Your goal - How many lines in the data below contain the string "name"? State that number only.

Information shown -

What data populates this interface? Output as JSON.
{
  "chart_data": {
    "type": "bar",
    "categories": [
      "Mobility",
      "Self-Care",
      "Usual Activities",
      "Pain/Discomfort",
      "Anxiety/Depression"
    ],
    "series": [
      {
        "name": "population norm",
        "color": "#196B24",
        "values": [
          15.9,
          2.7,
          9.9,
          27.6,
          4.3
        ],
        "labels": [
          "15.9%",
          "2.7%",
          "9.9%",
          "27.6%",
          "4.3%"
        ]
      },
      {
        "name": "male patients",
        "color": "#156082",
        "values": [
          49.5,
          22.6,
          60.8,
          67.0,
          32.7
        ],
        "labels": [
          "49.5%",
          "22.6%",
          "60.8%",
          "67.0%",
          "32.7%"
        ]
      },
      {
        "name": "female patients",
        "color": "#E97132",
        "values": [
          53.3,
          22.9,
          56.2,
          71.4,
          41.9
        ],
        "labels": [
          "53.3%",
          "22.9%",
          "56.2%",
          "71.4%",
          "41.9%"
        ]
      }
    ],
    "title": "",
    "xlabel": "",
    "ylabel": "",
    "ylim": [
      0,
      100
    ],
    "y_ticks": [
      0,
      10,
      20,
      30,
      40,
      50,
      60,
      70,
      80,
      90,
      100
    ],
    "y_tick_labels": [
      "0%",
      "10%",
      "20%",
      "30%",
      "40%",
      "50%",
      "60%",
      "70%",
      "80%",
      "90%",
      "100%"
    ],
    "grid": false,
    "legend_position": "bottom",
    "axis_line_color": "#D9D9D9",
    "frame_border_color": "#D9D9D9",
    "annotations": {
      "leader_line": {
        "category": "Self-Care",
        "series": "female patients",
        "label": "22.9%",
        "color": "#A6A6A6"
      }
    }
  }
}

Response to this exercise - 3